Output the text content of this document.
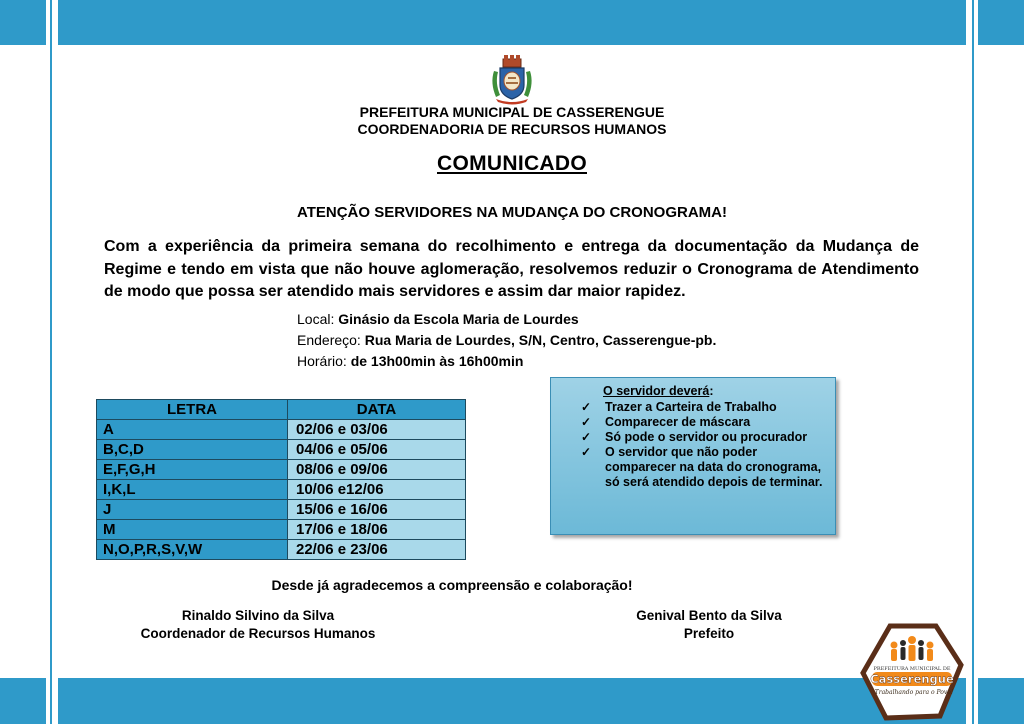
PREFEITURA MUNICIPAL DE CASSERENGUE
COORDENADORIA DE RECURSOS HUMANOS
COMUNICADO
ATENÇÃO SERVIDORES NA MUDANÇA DO CRONOGRAMA!
Com a experiência da primeira semana do recolhimento e entrega da documentação da Mudança de Regime e tendo em vista que não houve aglomeração, resolvemos reduzir o Cronograma de Atendimento de modo que possa ser atendido mais servidores e assim dar maior rapidez.
Local: Ginásio da Escola Maria de Lourdes
Endereço: Rua Maria de Lourdes, S/N, Centro, Casserengue-pb.
Horário: de 13h00min às 16h00min
LETRA	DATA
A	02/06 e 03/06
B,C,D	04/06 e 05/06
E,F,G,H	08/06 e 09/06
I,K,L	10/06 e12/06
J	15/06 e 16/06
M	17/06 e 18/06
N,O,P,R,S,V,W	22/06 e 23/06
O servidor deverá:
✓ Trazer a Carteira de Trabalho
✓ Comparecer de máscara
✓ Só pode o servidor ou procurador
✓ O servidor que não poder comparecer na data do cronograma, só será atendido depois de terminar.
Desde já agradecemos a compreensão e colaboração!
Rinaldo Silvino da Silva
Coordenador de Recursos Humanos
Genival Bento da Silva
Prefeito
PREFEITURA MUNICIPAL DE
Casserengue
Trabalhando para o Povo!
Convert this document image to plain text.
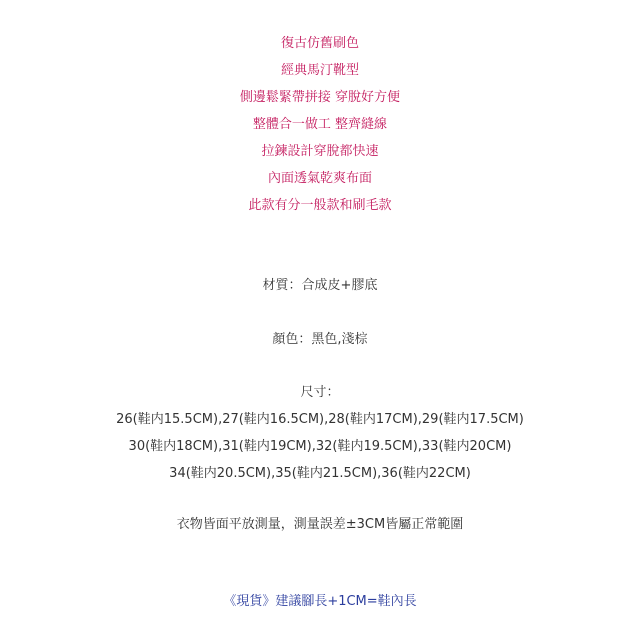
復古仿舊刷色
經典馬汀靴型
側邊鬆緊帶拼接 穿脫好方便
整體合一做工 整齊縫線
拉鍊設計穿脫都快速
內面透氣乾爽布面
此款有分一般款和刷毛款
材質：合成皮+膠底
顏色：黑色,淺棕
尺寸：
26(鞋内15.5CM),27(鞋内16.5CM),28(鞋内17CM),29(鞋内17.5CM)
30(鞋内18CM),31(鞋内19CM),32(鞋内19.5CM),33(鞋内20CM)
34(鞋内20.5CM),35(鞋内21.5CM),36(鞋内22CM)
衣物皆面平放測量，測量誤差±3CM皆屬正常範圍
《現貨》建議腳長+1CM=鞋內長
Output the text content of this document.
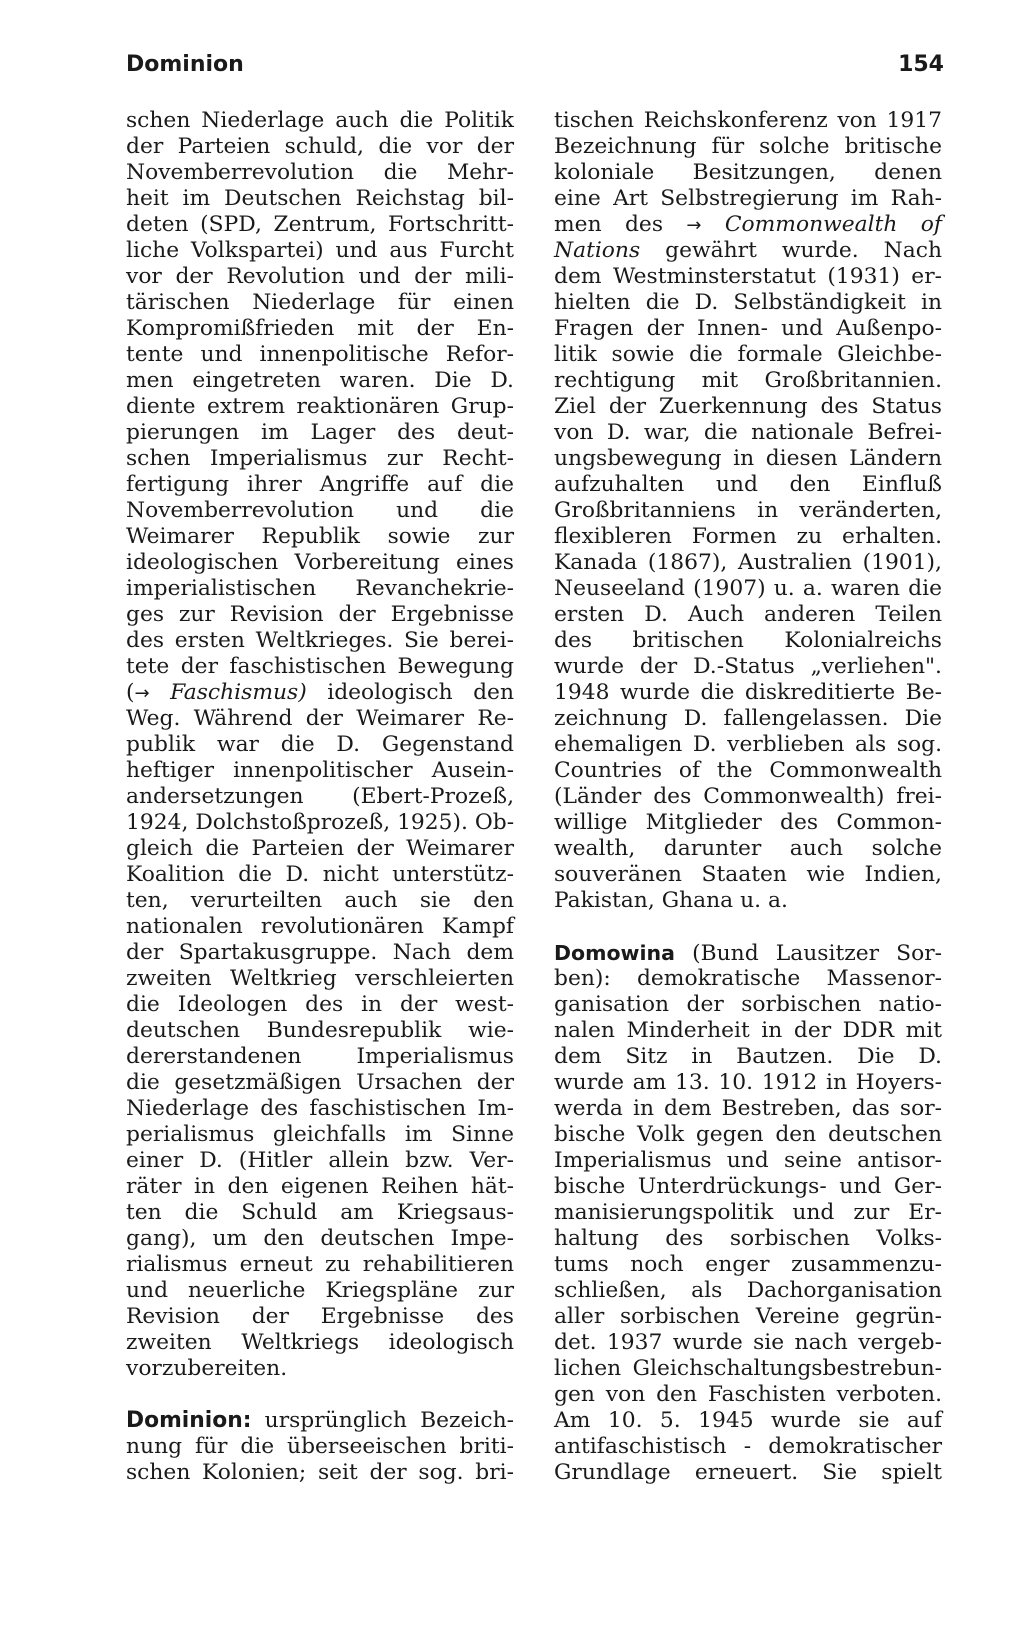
Dominion	154
schen Niederlage auch die Politik
der Parteien schuld, die vor der
Novemberrevolution die Mehr-
heit im Deutschen Reichstag bil-
deten (SPD, Zentrum, Fortschritt-
liche Volkspartei) und aus Furcht
vor der Revolution und der mili-
tärischen Niederlage für einen
Kompromißfrieden mit der En-
tente und innenpolitische Refor-
men eingetreten waren. Die D.
diente extrem reaktionären Grup-
pierungen im Lager des deut-
schen Imperialismus zur Recht-
fertigung ihrer Angriffe auf die
Novemberrevolution und die
Weimarer Republik sowie zur
ideologischen Vorbereitung eines
imperialistischen Revanchekrie-
ges zur Revision der Ergebnisse
des ersten Weltkrieges. Sie berei-
tete der faschistischen Bewegung
(→ Faschismus) ideologisch den
Weg. Während der Weimarer Re-
publik war die D. Gegenstand
heftiger innenpolitischer Ausein-
andersetzungen (Ebert-Prozeß,
1924, Dolchstoßprozeß, 1925). Ob-
gleich die Parteien der Weimarer
Koalition die D. nicht unterstütz-
ten, verurteilten auch sie den
nationalen revolutionären Kampf
der Spartakusgruppe. Nach dem
zweiten Weltkrieg verschleierten
die Ideologen des in der west-
deutschen Bundesrepublik wie-
dererstandenen Imperialismus
die gesetzmäßigen Ursachen der
Niederlage des faschistischen Im-
perialismus gleichfalls im Sinne
einer D. (Hitler allein bzw. Ver-
räter in den eigenen Reihen hät-
ten die Schuld am Kriegsaus-
gang), um den deutschen Impe-
rialismus erneut zu rehabilitieren
und neuerliche Kriegspläne zur
Revision der Ergebnisse des
zweiten Weltkriegs ideologisch
vorzubereiten.
Dominion: ursprünglich Bezeich-
nung für die überseeischen briti-
schen Kolonien; seit der sog. bri-
tischen Reichskonferenz von 1917
Bezeichnung für solche britische
koloniale Besitzungen, denen
eine Art Selbstregierung im Rah-
men des → Commonwealth of
Nations gewährt wurde. Nach
dem Westminsterstatut (1931) er-
hielten die D. Selbständigkeit in
Fragen der Innen- und Außenpo-
litik sowie die formale Gleichbe-
rechtigung mit Großbritannien.
Ziel der Zuerkennung des Status
von D. war, die nationale Befrei-
ungsbewegung in diesen Ländern
aufzuhalten und den Einfluß
Großbritanniens in veränderten,
flexibleren Formen zu erhalten.
Kanada (1867), Australien (1901),
Neuseeland (1907) u. a. waren die
ersten D. Auch anderen Teilen
des britischen Kolonialreichs
wurde der D.-Status „verliehen".
1948 wurde die diskreditierte Be-
zeichnung D. fallengelassen. Die
ehemaligen D. verblieben als sog.
Countries of the Commonwealth
(Länder des Commonwealth) frei-
willige Mitglieder des Common-
wealth, darunter auch solche
souveränen Staaten wie Indien,
Pakistan, Ghana u. a.
Domowina (Bund Lausitzer Sor-
ben): demokratische Massenor-
ganisation der sorbischen natio-
nalen Minderheit in der DDR mit
dem Sitz in Bautzen. Die D.
wurde am 13. 10. 1912 in Hoyers-
werda in dem Bestreben, das sor-
bische Volk gegen den deutschen
Imperialismus und seine antisor-
bische Unterdrückungs- und Ger-
manisierungspolitik und zur Er-
haltung des sorbischen Volks-
tums noch enger zusammenzu-
schließen, als Dachorganisation
aller sorbischen Vereine gegrün-
det. 1937 wurde sie nach vergeb-
lichen Gleichschaltungsbestrebun-
gen von den Faschisten verboten.
Am 10. 5. 1945 wurde sie auf
antifaschistisch - demokratischer
Grundlage erneuert. Sie spielt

+++

▸ STATED EXERCISE: Each line in the listing above either holds the string "Commonwealth" or does not; state how many do, giving the number only.

▸ TASK SOLUTION: 3